— start Material provided —
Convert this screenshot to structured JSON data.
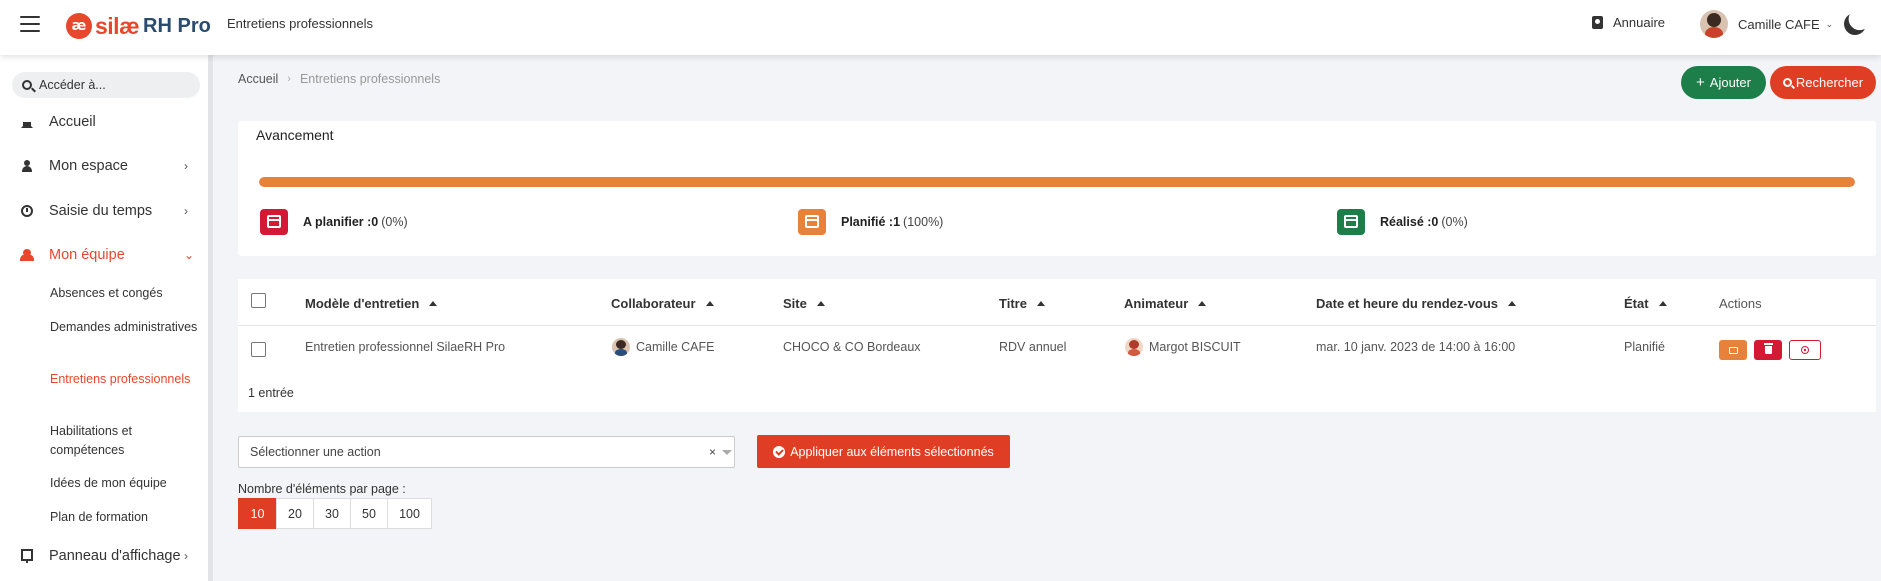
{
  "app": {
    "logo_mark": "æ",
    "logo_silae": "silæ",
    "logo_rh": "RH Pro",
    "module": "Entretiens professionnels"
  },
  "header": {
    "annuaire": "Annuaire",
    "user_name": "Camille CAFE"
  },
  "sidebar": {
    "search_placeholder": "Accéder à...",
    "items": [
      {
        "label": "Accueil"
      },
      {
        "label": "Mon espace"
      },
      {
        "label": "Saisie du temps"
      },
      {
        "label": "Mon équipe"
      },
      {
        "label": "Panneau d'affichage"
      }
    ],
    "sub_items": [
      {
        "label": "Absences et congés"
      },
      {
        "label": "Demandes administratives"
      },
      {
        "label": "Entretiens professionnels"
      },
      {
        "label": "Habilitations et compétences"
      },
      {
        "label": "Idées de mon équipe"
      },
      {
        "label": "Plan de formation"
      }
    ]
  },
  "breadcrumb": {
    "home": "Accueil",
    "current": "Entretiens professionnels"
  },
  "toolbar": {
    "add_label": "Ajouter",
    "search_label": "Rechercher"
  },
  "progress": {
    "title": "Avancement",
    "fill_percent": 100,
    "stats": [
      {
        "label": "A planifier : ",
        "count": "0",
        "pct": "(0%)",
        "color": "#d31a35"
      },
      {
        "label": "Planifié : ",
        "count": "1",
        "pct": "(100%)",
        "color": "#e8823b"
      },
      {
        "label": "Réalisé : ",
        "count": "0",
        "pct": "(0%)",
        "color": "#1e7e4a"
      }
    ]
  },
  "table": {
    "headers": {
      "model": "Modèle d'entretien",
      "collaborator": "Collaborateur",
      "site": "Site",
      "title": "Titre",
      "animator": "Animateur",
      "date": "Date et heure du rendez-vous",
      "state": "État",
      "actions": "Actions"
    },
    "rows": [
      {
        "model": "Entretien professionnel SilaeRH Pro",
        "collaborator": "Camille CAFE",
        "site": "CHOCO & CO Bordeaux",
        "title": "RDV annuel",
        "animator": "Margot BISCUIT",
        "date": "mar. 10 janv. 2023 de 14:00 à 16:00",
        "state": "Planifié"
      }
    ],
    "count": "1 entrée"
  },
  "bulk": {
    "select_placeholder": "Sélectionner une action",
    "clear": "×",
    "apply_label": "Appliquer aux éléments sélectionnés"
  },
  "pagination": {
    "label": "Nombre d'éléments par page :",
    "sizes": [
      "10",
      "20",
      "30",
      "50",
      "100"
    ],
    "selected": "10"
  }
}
— end Material provided —
— start Material provided —
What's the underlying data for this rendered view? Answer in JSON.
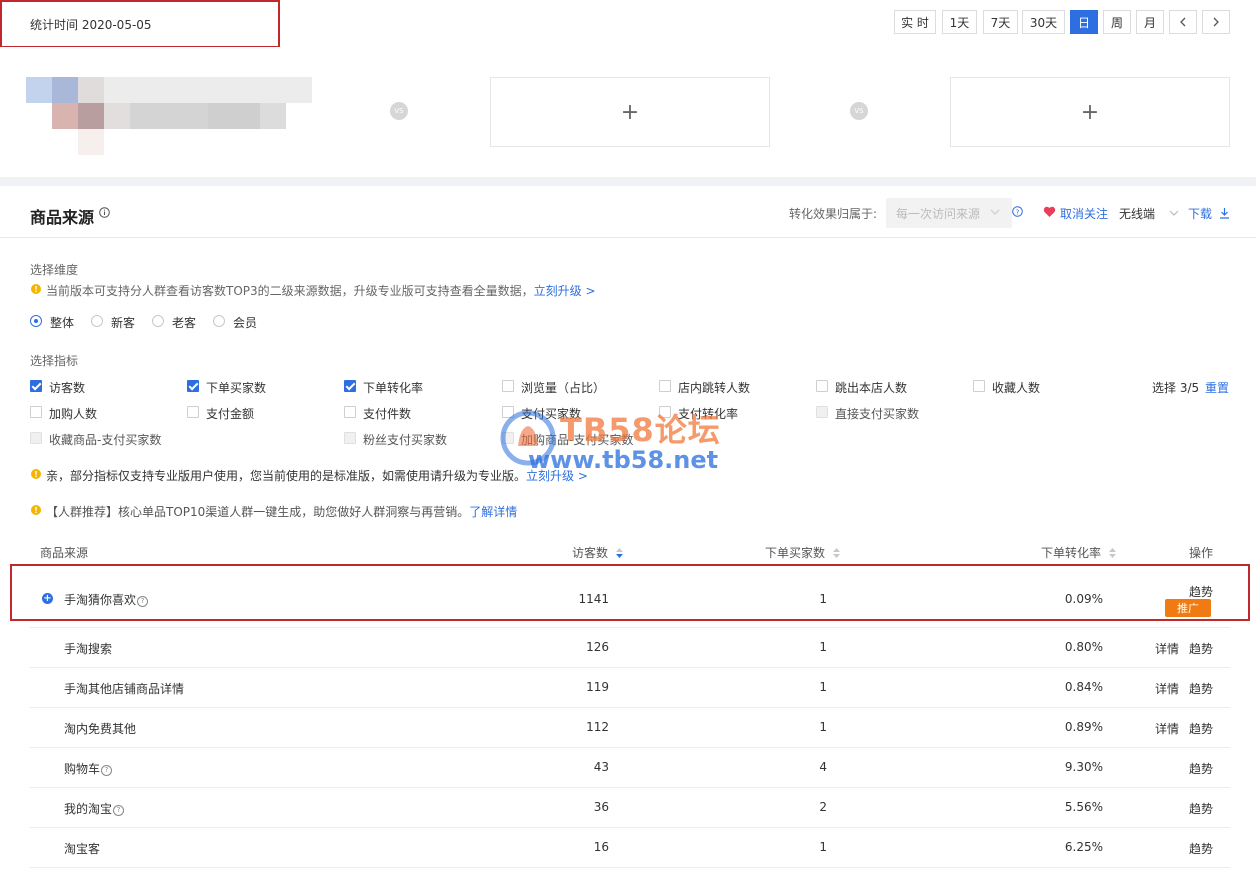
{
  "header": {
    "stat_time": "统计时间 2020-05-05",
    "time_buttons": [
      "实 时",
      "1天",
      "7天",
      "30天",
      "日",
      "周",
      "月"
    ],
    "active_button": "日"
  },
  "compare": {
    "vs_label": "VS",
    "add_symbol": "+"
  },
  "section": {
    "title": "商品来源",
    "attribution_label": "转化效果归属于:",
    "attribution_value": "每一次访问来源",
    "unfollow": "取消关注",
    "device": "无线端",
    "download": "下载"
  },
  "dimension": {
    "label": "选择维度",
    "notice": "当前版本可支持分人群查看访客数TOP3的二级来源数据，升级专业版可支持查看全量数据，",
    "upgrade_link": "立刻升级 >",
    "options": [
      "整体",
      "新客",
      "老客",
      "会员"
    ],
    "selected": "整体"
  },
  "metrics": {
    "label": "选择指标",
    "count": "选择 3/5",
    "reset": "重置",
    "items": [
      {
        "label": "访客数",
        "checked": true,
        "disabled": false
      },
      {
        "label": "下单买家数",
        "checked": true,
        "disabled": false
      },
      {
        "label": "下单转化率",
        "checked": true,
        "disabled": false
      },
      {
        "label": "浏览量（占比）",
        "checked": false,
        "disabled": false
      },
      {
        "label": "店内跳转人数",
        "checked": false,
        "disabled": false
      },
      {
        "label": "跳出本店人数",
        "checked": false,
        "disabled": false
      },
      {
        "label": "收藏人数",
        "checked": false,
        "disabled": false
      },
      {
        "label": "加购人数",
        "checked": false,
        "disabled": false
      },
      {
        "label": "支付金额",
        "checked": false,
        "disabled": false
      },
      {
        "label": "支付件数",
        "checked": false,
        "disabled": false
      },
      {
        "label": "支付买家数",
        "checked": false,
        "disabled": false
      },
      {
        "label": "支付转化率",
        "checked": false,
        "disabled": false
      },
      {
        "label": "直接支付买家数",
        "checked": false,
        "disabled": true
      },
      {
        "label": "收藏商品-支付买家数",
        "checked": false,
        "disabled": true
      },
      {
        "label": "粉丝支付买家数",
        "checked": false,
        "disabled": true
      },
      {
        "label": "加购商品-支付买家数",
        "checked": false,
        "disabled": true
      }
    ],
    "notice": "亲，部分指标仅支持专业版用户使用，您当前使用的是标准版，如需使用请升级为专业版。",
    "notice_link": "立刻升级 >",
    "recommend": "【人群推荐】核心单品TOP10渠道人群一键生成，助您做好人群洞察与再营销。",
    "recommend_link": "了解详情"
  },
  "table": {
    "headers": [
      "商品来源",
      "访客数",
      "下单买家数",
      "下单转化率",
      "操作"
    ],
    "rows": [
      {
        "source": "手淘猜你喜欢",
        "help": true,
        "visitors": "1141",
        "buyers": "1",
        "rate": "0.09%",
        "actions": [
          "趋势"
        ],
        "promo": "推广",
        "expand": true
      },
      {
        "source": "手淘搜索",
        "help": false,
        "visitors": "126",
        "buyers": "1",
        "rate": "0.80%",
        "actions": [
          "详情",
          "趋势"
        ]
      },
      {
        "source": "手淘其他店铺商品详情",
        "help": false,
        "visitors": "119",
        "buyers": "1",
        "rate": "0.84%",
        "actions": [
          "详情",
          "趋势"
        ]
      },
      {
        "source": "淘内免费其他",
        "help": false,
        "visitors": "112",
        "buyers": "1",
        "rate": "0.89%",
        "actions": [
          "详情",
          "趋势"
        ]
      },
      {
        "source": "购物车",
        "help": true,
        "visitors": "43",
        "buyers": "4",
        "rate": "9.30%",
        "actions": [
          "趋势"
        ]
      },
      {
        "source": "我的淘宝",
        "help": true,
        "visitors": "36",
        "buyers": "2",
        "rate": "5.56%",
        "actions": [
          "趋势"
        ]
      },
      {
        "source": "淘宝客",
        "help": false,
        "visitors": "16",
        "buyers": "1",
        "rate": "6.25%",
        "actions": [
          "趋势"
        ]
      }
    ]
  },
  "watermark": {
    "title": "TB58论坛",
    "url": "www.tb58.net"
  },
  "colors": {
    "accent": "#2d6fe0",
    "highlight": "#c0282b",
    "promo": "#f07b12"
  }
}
— end Material provided —
— start Material provided —
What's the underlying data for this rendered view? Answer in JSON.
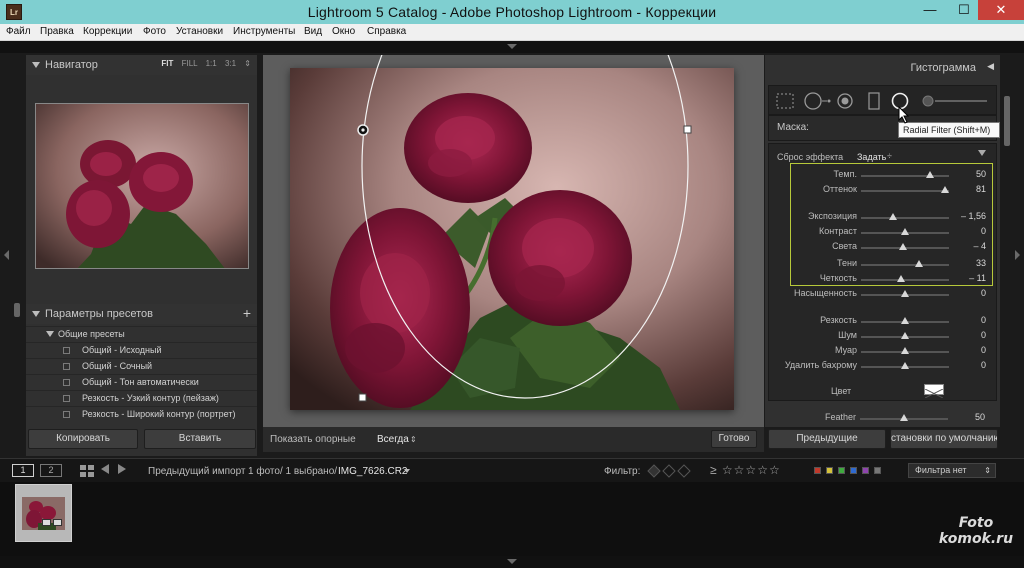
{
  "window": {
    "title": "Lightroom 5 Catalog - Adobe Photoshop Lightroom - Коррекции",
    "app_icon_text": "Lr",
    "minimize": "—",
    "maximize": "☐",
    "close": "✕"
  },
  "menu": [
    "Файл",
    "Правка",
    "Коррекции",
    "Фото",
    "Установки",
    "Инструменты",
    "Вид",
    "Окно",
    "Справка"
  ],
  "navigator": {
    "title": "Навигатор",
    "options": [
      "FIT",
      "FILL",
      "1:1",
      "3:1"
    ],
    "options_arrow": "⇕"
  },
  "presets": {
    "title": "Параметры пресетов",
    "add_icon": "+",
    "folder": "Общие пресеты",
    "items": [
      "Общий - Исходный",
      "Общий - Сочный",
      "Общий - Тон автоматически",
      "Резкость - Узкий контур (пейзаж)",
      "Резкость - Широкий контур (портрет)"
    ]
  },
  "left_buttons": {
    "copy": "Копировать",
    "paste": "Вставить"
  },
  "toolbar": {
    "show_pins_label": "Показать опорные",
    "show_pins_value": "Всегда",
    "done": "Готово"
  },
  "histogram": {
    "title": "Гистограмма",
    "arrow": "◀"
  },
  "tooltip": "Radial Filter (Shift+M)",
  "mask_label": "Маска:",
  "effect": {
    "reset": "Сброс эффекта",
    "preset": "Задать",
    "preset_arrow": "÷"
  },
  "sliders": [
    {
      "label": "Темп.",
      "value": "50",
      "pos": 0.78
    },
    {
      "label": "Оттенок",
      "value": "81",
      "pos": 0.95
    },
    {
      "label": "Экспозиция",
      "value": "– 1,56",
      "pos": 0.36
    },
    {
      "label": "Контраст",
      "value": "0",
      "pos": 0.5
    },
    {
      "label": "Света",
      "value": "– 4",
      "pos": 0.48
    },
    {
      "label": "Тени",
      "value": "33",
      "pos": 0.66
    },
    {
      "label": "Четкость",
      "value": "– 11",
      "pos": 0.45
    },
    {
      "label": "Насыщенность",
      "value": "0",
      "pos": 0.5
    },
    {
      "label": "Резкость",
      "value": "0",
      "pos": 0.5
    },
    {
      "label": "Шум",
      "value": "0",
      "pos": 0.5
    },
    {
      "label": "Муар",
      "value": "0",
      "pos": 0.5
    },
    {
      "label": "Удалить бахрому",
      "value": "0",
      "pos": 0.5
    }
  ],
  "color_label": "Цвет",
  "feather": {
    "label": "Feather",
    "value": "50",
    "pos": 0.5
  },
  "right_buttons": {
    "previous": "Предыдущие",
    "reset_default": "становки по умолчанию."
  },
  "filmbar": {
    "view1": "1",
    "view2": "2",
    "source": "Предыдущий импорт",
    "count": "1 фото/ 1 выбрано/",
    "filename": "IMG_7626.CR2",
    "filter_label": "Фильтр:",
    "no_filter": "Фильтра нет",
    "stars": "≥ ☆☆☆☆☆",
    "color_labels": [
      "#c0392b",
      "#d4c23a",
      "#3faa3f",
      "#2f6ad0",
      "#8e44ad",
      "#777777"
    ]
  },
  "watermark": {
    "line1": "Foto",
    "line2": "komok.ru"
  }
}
— end Material provided —
- Aim of the task -
In the records above, how many lines include "visitors"? Give that number and nothing more.

- Task solution -
7